TASK | Could you copy every line from the material below in which "this" appears?

(Stored dataset items)
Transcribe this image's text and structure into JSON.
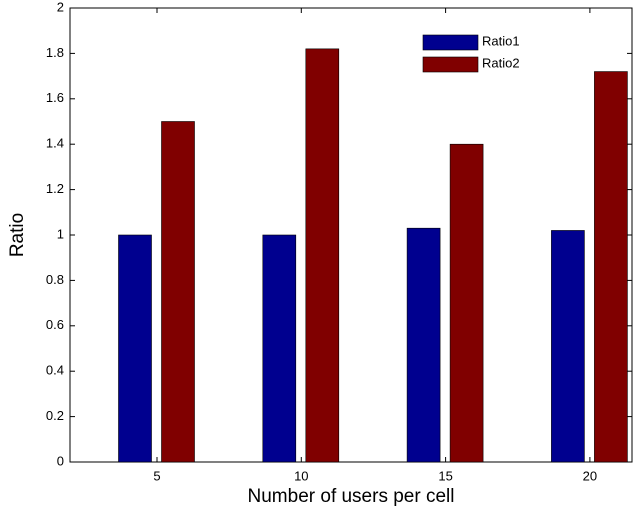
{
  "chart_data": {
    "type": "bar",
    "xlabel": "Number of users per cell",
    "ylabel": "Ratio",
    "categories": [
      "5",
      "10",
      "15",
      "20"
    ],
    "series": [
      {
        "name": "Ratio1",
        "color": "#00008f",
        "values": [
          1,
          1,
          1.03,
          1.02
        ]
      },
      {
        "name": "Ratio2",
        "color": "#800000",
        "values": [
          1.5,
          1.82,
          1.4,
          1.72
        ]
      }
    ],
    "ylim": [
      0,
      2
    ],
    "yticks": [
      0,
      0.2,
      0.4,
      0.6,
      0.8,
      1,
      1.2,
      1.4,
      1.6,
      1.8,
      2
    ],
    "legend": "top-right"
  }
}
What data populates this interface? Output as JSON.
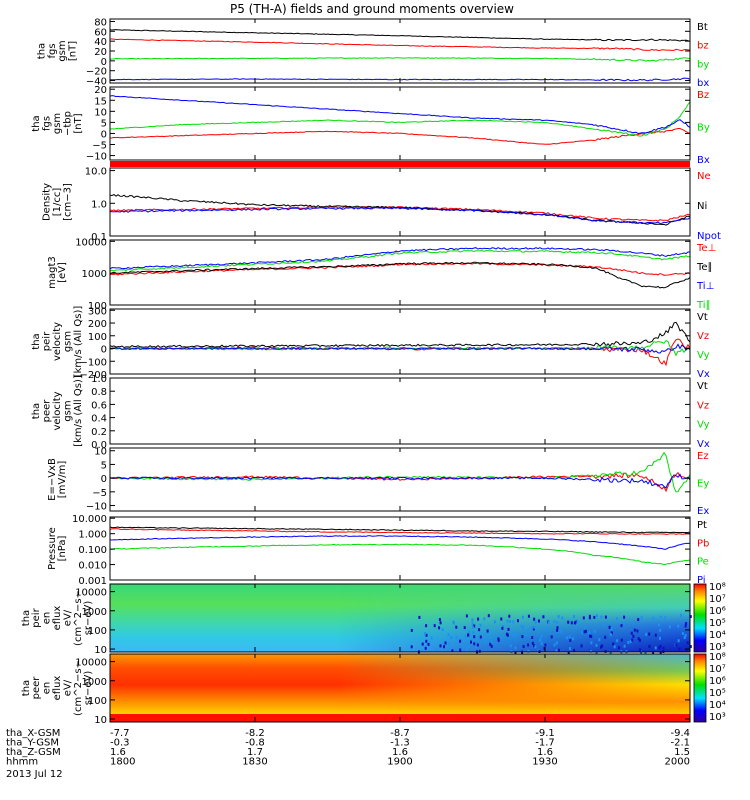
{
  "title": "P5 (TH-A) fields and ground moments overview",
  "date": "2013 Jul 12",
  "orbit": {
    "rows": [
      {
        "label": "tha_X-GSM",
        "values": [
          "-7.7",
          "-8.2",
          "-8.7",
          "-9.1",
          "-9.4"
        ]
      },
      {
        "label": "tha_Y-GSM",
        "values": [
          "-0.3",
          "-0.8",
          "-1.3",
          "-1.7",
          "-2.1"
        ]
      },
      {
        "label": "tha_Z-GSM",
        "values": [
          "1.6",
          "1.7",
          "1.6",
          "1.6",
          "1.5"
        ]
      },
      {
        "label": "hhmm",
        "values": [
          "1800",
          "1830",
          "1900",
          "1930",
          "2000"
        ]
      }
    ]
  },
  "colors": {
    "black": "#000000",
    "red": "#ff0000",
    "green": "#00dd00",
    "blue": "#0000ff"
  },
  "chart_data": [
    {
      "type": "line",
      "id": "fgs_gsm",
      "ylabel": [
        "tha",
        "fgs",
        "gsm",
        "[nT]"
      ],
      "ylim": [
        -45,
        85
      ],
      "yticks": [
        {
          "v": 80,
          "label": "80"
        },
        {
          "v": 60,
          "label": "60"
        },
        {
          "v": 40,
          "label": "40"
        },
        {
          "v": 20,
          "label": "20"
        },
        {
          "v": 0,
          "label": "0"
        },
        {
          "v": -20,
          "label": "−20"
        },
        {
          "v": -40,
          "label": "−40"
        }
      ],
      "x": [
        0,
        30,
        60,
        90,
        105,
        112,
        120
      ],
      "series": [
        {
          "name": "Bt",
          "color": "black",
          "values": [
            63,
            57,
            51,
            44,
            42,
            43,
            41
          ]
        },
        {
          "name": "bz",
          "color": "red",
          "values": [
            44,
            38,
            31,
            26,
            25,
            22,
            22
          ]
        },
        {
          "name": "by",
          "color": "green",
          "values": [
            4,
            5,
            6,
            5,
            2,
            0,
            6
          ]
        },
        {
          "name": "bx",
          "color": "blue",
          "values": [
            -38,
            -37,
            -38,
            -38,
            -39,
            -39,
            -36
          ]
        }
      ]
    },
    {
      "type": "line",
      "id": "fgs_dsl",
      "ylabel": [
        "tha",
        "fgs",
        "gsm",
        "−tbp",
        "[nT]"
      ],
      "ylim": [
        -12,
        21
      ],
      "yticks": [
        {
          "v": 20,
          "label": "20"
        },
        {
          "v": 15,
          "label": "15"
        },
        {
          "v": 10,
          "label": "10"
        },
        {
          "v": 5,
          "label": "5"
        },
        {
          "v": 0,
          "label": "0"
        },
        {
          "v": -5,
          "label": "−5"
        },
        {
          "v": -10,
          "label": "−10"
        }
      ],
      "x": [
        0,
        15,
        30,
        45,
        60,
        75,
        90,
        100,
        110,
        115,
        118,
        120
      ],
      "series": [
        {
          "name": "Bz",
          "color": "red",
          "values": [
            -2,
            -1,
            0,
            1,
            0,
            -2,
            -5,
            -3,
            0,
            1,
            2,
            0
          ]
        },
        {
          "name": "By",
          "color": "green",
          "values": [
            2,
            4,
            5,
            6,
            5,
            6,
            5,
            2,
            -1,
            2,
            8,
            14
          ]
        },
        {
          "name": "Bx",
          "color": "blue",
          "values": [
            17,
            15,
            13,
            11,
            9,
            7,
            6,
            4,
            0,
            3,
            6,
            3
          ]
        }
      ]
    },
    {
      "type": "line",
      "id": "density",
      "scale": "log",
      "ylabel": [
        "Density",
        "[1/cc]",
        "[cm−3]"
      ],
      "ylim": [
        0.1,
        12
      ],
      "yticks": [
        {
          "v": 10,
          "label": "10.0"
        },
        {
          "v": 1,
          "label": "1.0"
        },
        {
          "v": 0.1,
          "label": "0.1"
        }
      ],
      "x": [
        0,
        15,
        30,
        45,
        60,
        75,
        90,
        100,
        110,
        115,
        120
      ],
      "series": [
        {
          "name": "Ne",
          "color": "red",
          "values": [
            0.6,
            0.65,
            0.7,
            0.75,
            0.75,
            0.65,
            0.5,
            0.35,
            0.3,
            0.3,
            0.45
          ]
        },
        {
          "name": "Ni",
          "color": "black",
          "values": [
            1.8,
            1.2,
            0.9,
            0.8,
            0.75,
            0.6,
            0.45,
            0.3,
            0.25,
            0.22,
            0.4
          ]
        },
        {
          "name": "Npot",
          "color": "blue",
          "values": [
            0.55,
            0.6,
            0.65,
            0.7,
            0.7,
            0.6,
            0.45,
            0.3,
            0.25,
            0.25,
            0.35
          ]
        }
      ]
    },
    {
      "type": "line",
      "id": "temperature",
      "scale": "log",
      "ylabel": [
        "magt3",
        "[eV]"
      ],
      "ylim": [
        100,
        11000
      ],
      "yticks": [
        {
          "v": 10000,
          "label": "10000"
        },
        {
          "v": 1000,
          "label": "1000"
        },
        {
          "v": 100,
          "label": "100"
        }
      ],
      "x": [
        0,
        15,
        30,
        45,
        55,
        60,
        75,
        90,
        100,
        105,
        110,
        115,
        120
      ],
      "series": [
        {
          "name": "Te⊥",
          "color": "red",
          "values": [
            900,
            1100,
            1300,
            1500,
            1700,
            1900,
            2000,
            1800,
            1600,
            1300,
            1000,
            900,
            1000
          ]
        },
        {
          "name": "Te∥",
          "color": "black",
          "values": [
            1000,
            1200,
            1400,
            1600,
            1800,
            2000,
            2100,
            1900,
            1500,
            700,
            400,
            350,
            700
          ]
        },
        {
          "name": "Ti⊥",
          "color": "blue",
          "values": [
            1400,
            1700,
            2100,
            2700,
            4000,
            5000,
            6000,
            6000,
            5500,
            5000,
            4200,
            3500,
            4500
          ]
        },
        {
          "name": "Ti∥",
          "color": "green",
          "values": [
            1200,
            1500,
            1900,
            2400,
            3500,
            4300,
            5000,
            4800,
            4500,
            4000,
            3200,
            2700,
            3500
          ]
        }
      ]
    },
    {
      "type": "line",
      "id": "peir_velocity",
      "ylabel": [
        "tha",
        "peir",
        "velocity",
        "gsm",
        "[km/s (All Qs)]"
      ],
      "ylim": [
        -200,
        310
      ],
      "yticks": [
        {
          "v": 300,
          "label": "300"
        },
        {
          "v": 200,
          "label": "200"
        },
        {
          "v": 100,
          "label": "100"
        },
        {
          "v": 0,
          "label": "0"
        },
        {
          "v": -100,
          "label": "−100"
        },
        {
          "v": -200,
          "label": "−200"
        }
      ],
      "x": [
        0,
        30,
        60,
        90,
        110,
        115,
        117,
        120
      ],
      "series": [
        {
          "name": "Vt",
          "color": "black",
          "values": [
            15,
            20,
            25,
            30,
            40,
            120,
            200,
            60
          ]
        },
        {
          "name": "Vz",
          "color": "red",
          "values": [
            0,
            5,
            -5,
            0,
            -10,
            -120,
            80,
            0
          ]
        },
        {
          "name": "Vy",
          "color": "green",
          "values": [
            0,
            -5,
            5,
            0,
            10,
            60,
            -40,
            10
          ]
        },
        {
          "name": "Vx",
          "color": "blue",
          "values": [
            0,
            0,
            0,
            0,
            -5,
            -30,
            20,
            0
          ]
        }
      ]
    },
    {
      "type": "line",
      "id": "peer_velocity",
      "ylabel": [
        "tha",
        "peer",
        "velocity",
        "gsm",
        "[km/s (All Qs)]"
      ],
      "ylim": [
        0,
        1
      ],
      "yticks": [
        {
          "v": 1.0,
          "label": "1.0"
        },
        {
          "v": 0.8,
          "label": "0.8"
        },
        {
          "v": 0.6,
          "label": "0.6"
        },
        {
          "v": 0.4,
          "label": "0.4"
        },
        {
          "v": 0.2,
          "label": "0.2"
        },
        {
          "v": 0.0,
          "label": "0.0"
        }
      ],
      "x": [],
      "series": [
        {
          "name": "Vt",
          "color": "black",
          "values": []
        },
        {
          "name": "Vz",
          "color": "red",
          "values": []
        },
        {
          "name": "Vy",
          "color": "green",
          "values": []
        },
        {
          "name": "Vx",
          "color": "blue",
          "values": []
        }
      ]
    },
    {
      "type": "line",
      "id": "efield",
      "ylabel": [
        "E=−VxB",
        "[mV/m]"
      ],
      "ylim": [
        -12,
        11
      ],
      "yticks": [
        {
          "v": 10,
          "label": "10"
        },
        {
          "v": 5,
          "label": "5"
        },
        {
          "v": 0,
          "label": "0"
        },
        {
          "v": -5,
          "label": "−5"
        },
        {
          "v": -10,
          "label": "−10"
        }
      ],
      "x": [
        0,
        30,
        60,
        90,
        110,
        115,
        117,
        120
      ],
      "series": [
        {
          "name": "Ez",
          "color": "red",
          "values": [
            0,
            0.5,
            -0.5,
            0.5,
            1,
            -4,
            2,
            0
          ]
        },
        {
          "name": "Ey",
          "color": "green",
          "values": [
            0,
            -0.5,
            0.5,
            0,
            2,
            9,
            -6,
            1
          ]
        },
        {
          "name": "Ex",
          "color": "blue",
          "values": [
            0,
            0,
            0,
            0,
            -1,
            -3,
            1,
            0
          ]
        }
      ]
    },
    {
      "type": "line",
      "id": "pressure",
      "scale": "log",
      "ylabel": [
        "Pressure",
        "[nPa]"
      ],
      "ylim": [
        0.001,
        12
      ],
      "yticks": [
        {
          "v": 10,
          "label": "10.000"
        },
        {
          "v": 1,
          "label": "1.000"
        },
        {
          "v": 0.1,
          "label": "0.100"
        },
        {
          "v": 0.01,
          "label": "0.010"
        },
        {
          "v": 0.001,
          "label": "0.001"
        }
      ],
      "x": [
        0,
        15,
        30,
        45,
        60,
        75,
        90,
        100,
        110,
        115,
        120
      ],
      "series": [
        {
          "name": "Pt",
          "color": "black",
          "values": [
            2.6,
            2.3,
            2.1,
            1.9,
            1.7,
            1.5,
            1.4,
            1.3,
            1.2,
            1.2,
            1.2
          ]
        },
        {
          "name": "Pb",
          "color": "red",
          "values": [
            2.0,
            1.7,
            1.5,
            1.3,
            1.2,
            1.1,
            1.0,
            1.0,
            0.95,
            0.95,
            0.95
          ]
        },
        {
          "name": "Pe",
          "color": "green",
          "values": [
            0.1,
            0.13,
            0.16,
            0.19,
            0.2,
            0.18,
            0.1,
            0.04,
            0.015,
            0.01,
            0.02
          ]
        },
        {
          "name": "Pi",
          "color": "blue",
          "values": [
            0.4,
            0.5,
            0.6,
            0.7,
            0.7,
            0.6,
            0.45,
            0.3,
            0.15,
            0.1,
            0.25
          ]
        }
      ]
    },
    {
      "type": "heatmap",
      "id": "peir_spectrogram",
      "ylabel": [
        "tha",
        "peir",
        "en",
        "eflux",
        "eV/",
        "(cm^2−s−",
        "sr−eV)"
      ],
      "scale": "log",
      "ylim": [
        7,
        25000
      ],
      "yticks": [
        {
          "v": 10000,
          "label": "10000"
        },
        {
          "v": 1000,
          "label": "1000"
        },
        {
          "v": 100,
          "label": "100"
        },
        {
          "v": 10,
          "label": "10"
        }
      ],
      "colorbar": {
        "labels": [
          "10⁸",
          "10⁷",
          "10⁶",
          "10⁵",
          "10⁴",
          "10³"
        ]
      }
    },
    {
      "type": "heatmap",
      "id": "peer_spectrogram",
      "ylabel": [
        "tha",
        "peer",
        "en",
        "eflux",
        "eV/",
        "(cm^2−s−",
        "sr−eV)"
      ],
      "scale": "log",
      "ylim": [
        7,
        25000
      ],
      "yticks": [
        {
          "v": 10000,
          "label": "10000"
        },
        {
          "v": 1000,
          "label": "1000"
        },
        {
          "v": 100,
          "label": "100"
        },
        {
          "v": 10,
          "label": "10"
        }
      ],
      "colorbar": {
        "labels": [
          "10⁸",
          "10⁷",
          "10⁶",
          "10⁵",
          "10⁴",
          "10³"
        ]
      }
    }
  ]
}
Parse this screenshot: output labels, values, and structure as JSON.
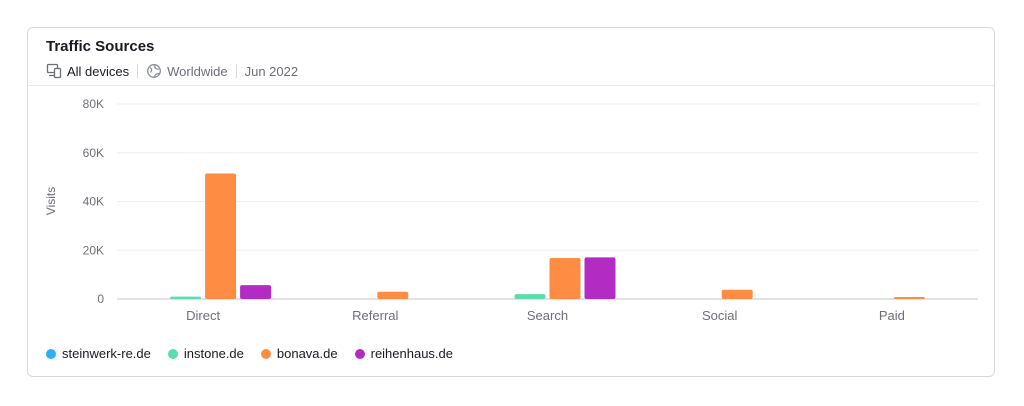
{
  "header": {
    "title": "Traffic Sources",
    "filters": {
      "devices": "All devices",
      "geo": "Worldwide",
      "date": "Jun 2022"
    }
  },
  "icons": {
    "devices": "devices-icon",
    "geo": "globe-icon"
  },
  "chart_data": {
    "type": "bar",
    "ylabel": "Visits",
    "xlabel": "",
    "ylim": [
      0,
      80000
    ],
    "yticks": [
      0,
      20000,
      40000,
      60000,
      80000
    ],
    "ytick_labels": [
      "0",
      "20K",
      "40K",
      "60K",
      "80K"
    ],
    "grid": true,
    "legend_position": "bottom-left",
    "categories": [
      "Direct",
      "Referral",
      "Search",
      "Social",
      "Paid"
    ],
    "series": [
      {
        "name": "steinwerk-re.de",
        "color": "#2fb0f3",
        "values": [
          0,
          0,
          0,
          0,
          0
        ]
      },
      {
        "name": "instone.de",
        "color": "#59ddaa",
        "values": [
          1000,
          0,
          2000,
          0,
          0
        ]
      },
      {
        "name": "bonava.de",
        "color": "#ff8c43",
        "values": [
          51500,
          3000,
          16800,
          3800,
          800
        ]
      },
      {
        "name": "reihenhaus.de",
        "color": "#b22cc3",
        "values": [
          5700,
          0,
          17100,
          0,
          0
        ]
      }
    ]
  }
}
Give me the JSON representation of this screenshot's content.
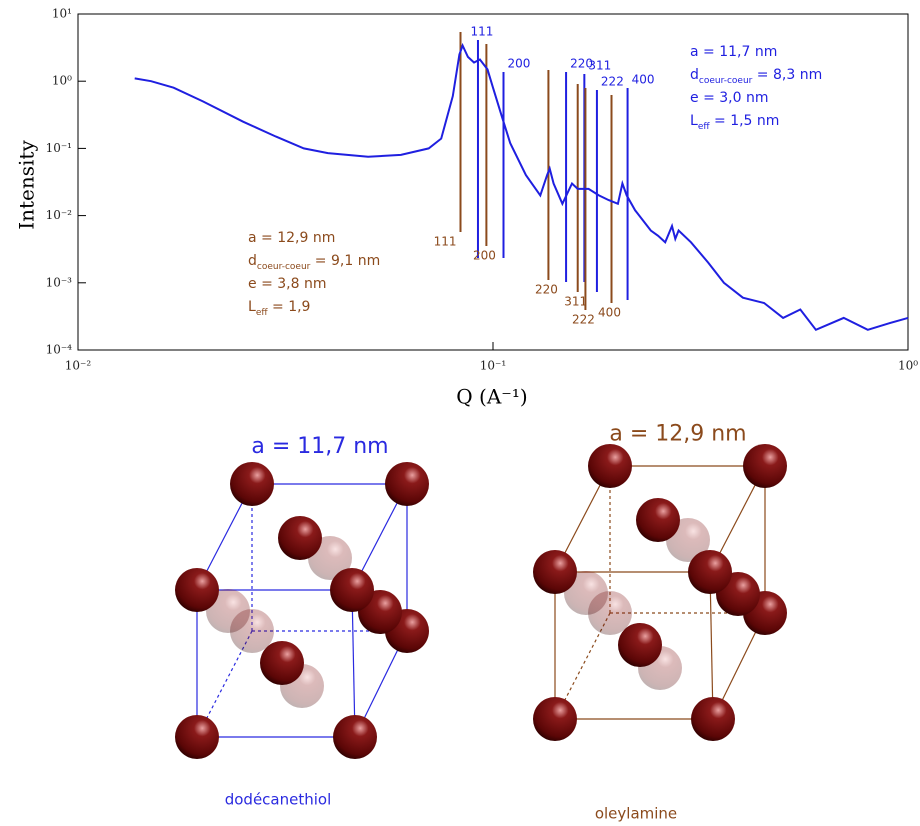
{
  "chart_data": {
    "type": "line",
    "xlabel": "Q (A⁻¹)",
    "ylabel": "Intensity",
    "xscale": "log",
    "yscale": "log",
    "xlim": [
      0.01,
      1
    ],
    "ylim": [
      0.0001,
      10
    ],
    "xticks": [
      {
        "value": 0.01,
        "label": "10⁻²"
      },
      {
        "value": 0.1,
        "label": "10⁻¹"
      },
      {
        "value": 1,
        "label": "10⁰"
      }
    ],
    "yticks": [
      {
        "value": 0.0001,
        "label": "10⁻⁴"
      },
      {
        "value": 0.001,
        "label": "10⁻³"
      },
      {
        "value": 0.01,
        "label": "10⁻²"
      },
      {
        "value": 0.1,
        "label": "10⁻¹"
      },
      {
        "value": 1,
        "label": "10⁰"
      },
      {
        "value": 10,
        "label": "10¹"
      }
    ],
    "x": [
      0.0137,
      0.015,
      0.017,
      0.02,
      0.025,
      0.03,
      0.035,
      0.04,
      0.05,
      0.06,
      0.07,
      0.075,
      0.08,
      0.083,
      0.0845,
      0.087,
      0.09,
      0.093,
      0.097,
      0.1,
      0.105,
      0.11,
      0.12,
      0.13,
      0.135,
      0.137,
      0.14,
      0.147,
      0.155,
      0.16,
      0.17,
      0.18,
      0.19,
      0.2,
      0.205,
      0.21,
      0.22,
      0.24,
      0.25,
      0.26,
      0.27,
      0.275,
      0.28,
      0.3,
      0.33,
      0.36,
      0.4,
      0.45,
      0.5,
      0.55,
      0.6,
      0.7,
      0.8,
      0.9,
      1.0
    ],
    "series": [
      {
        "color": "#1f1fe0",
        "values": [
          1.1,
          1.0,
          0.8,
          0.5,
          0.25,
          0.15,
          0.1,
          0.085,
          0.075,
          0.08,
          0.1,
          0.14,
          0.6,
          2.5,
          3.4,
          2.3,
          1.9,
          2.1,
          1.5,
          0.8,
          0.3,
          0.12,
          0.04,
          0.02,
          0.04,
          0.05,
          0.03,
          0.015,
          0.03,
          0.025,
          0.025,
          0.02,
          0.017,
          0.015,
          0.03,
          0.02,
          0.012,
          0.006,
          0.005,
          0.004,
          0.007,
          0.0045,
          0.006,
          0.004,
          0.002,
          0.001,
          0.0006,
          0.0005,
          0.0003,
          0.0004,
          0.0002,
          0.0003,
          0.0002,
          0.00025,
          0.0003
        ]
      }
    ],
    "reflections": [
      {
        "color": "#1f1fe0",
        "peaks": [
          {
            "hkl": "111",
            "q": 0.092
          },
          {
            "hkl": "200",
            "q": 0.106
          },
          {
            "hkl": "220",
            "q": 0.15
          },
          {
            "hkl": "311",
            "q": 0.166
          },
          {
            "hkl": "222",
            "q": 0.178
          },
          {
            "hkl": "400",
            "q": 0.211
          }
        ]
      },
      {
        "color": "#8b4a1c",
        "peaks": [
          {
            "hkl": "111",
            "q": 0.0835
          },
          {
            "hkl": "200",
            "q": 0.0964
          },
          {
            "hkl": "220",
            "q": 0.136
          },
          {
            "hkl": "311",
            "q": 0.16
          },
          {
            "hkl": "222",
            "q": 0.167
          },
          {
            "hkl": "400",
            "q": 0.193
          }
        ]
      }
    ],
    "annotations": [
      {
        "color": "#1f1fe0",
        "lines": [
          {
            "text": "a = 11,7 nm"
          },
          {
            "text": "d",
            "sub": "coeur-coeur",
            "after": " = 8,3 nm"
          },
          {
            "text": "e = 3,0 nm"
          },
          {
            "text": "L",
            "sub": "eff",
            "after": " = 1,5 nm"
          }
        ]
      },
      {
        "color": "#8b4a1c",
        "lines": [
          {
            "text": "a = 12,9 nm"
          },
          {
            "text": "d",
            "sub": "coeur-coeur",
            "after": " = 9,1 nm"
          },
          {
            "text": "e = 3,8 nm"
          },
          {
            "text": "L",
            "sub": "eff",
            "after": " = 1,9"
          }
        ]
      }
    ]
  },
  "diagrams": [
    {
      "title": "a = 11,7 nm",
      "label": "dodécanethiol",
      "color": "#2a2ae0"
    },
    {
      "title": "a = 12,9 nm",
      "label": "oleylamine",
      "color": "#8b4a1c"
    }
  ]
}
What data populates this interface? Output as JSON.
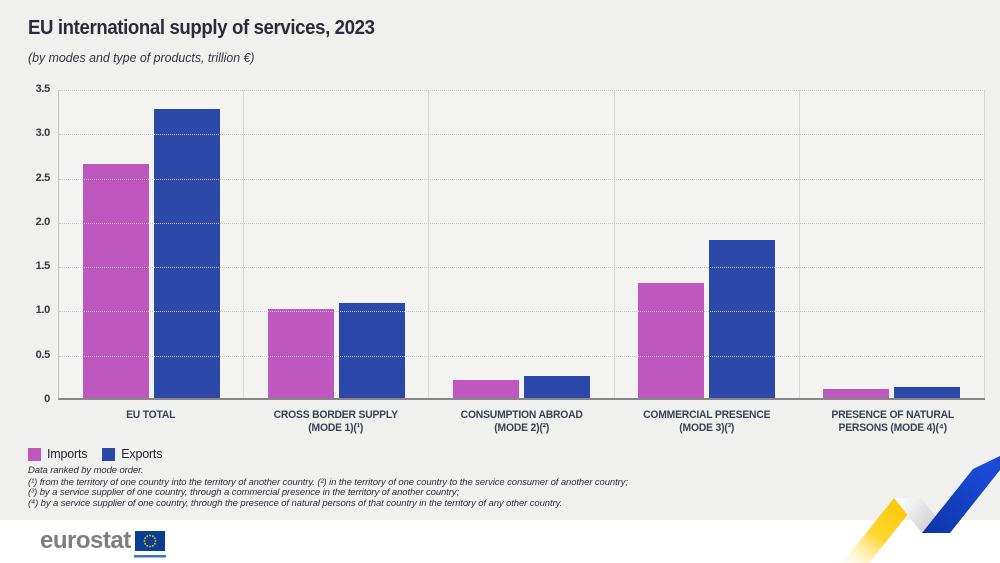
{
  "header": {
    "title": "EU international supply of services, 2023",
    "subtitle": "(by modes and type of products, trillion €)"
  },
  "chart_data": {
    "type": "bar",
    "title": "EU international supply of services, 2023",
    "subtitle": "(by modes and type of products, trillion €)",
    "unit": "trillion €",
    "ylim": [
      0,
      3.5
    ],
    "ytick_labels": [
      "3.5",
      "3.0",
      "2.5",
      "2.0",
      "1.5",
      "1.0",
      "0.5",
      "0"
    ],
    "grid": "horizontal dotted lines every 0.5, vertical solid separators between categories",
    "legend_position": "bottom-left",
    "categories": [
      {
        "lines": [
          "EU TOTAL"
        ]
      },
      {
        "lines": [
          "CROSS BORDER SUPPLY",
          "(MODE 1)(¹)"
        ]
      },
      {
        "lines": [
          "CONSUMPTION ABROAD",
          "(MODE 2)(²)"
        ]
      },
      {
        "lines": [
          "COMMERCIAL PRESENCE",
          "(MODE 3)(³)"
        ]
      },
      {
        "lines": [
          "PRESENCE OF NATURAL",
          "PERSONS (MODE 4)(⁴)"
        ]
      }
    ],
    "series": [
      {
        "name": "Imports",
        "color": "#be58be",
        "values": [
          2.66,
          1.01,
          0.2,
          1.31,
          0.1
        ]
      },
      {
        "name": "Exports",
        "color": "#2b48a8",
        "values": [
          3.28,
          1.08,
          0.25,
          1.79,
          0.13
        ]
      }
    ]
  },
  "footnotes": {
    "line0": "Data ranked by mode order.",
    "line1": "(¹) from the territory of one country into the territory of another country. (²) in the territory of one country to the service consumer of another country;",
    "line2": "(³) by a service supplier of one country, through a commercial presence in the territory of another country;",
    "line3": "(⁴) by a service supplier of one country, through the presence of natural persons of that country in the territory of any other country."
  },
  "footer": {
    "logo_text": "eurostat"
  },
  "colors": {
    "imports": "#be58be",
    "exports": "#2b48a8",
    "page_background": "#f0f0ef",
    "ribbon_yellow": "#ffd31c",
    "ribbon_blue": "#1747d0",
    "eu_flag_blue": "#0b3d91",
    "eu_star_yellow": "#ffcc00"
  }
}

WRITTEN ANSWER |
Transcribe this image's text and structure into JSON.
What data populates this interface? Output as JSON.
Parse this screenshot: output labels, values, and structure as JSON.
Give me the JSON representation of this screenshot's content.
What data populates this interface? Output as JSON.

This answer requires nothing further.